Records to process =

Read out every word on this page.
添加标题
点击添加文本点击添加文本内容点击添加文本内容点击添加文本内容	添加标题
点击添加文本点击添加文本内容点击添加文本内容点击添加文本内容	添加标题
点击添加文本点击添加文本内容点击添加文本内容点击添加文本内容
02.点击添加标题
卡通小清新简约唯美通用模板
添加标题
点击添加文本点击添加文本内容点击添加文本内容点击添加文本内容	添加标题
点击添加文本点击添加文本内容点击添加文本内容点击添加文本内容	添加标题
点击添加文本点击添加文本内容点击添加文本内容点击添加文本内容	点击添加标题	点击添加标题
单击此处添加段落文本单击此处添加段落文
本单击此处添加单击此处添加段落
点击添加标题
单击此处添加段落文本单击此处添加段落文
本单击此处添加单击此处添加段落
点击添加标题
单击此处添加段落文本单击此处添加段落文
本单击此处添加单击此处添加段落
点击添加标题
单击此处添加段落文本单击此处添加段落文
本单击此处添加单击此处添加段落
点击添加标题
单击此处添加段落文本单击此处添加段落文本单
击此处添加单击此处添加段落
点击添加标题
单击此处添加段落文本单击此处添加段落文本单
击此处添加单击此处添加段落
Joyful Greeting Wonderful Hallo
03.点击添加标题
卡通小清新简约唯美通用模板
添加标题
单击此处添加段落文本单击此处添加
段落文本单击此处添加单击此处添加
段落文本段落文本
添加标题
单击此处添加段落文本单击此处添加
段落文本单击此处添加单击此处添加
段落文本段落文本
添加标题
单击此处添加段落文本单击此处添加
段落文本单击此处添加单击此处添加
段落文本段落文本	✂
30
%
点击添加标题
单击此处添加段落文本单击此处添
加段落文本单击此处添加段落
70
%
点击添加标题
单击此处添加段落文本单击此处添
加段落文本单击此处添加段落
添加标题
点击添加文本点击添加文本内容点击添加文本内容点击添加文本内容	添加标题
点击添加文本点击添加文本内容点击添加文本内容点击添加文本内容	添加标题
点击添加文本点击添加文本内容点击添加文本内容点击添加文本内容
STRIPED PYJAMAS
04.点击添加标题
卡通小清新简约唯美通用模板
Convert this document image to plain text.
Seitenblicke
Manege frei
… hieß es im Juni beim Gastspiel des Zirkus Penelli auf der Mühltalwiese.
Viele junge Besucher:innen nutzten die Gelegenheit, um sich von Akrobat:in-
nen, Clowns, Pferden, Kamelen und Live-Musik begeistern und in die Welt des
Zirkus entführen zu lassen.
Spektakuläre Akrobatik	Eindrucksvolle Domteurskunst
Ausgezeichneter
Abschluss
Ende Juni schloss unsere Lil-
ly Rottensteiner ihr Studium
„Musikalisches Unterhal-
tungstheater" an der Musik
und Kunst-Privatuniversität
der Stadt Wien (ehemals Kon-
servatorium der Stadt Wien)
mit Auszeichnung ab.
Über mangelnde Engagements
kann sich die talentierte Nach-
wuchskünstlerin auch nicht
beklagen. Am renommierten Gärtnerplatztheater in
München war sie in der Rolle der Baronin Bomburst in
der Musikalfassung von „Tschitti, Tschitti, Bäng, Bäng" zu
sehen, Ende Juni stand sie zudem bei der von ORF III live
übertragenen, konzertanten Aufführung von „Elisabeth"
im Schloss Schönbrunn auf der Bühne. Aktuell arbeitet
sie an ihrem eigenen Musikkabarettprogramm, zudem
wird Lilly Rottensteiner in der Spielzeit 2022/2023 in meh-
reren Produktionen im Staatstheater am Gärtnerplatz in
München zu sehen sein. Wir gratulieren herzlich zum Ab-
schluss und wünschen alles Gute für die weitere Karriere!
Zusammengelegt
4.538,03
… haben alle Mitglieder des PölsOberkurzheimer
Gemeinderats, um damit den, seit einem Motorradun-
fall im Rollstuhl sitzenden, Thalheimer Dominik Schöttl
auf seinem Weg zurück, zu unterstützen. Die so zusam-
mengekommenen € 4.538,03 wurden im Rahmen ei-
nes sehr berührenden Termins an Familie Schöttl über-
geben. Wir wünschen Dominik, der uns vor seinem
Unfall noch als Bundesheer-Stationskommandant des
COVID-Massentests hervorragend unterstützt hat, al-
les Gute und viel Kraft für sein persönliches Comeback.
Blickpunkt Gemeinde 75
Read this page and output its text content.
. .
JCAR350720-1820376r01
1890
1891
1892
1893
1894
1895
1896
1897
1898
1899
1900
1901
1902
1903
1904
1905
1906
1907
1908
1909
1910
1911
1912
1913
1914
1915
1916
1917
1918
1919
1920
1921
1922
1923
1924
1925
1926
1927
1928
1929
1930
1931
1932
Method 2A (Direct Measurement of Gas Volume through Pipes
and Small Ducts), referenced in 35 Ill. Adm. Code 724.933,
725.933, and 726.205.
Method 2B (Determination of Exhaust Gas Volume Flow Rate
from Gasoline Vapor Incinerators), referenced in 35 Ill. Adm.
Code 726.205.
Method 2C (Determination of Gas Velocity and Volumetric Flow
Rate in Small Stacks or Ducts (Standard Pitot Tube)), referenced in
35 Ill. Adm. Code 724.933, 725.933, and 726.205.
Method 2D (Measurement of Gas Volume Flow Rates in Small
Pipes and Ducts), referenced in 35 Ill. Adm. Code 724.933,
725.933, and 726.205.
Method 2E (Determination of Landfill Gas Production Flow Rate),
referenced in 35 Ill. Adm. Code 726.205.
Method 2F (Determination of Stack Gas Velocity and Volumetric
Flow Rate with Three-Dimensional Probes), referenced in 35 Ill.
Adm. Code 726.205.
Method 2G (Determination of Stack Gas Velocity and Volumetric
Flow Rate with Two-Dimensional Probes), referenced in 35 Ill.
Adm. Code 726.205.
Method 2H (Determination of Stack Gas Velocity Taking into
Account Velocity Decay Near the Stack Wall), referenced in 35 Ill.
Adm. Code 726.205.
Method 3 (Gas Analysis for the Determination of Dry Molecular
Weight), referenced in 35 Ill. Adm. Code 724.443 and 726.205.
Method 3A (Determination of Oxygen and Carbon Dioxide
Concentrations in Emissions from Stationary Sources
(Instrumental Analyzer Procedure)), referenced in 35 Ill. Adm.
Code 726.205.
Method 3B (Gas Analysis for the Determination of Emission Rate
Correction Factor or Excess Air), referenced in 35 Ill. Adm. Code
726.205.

Requirement =
Make an exact copy of the listing, including every line.

Exercise output =
Read out every word on this page.
添加标题
点击添加文本点击添加文本内容点击添加文本内容点击添加文本内容	添加标题
点击添加文本点击添加文本内容点击添加文本内容点击添加文本内容	添加标题
点击添加文本点击添加文本内容点击添加文本内容点击添加文本内容
02.点击添加标题
卡通小清新简约唯美通用模板
添加标题
点击添加文本点击添加文本内容点击添加文本内容点击添加文本内容	添加标题
点击添加文本点击添加文本内容点击添加文本内容点击添加文本内容	添加标题
点击添加文本点击添加文本内容点击添加文本内容点击添加文本内容	点击添加标题	点击添加标题
单击此处添加段落文本单击此处添加段落文
本单击此处添加单击此处添加段落
点击添加标题
单击此处添加段落文本单击此处添加段落文
本单击此处添加单击此处添加段落
点击添加标题
单击此处添加段落文本单击此处添加段落文
本单击此处添加单击此处添加段落
点击添加标题
单击此处添加段落文本单击此处添加段落文
本单击此处添加单击此处添加段落
点击添加标题
单击此处添加段落文本单击此处添加段落文本单
击此处添加单击此处添加段落
点击添加标题
单击此处添加段落文本单击此处添加段落文本单
击此处添加单击此处添加段落
Joyful Greeting Wonderful Hallo
03.点击添加标题
卡通小清新简约唯美通用模板
添加标题
单击此处添加段落文本单击此处添加
段落文本单击此处添加单击此处添加
段落文本段落文本
添加标题
单击此处添加段落文本单击此处添加
段落文本单击此处添加单击此处添加
段落文本段落文本
添加标题
单击此处添加段落文本单击此处添加
段落文本单击此处添加单击此处添加
段落文本段落文本	✂
30
%
点击添加标题
单击此处添加段落文本单击此处添
加段落文本单击此处添加段落
70
%
点击添加标题
单击此处添加段落文本单击此处添
加段落文本单击此处添加段落
添加标题
点击添加文本点击添加文本内容点击添加文本内容点击添加文本内容	添加标题
点击添加文本点击添加文本内容点击添加文本内容点击添加文本内容	添加标题
点击添加文本点击添加文本内容点击添加文本内容点击添加文本内容
STRIPED PYJAMAS
04.点击添加标题
卡通小清新简约唯美通用模板
Convert this document image to plain text.
Seitenblicke
Manege frei
… hieß es im Juni beim Gastspiel des Zirkus Penelli auf der Mühltalwiese.
Viele junge Besucher:innen nutzten die Gelegenheit, um sich von Akrobat:in-
nen, Clowns, Pferden, Kamelen und Live-Musik begeistern und in die Welt des
Zirkus entführen zu lassen.
Spektakuläre Akrobatik	Eindrucksvolle Domteurskunst
Ausgezeichneter
Abschluss
Ende Juni schloss unsere Lil-
ly Rottensteiner ihr Studium
„Musikalisches Unterhal-
tungstheater" an der Musik
und Kunst-Privatuniversität
der Stadt Wien (ehemals Kon-
servatorium der Stadt Wien)
mit Auszeichnung ab.
Über mangelnde Engagements
kann sich die talentierte Nach-
wuchskünstlerin auch nicht
beklagen. Am renommierten Gärtnerplatztheater in
München war sie in der Rolle der Baronin Bomburst in
der Musikalfassung von „Tschitti, Tschitti, Bäng, Bäng" zu
sehen, Ende Juni stand sie zudem bei der von ORF III live
übertragenen, konzertanten Aufführung von „Elisabeth"
im Schloss Schönbrunn auf der Bühne. Aktuell arbeitet
sie an ihrem eigenen Musikkabarettprogramm, zudem
wird Lilly Rottensteiner in der Spielzeit 2022/2023 in meh-
reren Produktionen im Staatstheater am Gärtnerplatz in
München zu sehen sein. Wir gratulieren herzlich zum Ab-
schluss und wünschen alles Gute für die weitere Karriere!
Zusammengelegt
4.538,03
… haben alle Mitglieder des PölsOberkurzheimer
Gemeinderats, um damit den, seit einem Motorradun-
fall im Rollstuhl sitzenden, Thalheimer Dominik Schöttl
auf seinem Weg zurück, zu unterstützen. Die so zusam-
mengekommenen € 4.538,03 wurden im Rahmen ei-
nes sehr berührenden Termins an Familie Schöttl über-
geben. Wir wünschen Dominik, der uns vor seinem
Unfall noch als Bundesheer-Stationskommandant des
COVID-Massentests hervorragend unterstützt hat, al-
les Gute und viel Kraft für sein persönliches Comeback.
Blickpunkt Gemeinde 75
Read this page and output its text content.
. .
JCAR350720-1820376r01
1890
1891
1892
1893
1894
1895
1896
1897
1898
1899
1900
1901
1902
1903
1904
1905
1906
1907
1908
1909
1910
1911
1912
1913
1914
1915
1916
1917
1918
1919
1920
1921
1922
1923
1924
1925
1926
1927
1928
1929
1930
1931
1932
Method 2A (Direct Measurement of Gas Volume through Pipes
and Small Ducts), referenced in 35 Ill. Adm. Code 724.933,
725.933, and 726.205.
Method 2B (Determination of Exhaust Gas Volume Flow Rate
from Gasoline Vapor Incinerators), referenced in 35 Ill. Adm.
Code 726.205.
Method 2C (Determination of Gas Velocity and Volumetric Flow
Rate in Small Stacks or Ducts (Standard Pitot Tube)), referenced in
35 Ill. Adm. Code 724.933, 725.933, and 726.205.
Method 2D (Measurement of Gas Volume Flow Rates in Small
Pipes and Ducts), referenced in 35 Ill. Adm. Code 724.933,
725.933, and 726.205.
Method 2E (Determination of Landfill Gas Production Flow Rate),
referenced in 35 Ill. Adm. Code 726.205.
Method 2F (Determination of Stack Gas Velocity and Volumetric
Flow Rate with Three-Dimensional Probes), referenced in 35 Ill.
Adm. Code 726.205.
Method 2G (Determination of Stack Gas Velocity and Volumetric
Flow Rate with Two-Dimensional Probes), referenced in 35 Ill.
Adm. Code 726.205.
Method 2H (Determination of Stack Gas Velocity Taking into
Account Velocity Decay Near the Stack Wall), referenced in 35 Ill.
Adm. Code 726.205.
Method 3 (Gas Analysis for the Determination of Dry Molecular
Weight), referenced in 35 Ill. Adm. Code 724.443 and 726.205.
Method 3A (Determination of Oxygen and Carbon Dioxide
Concentrations in Emissions from Stationary Sources
(Instrumental Analyzer Procedure)), referenced in 35 Ill. Adm.
Code 726.205.
Method 3B (Gas Analysis for the Determination of Emission Rate
Correction Factor or Excess Air), referenced in 35 Ill. Adm. Code
726.205.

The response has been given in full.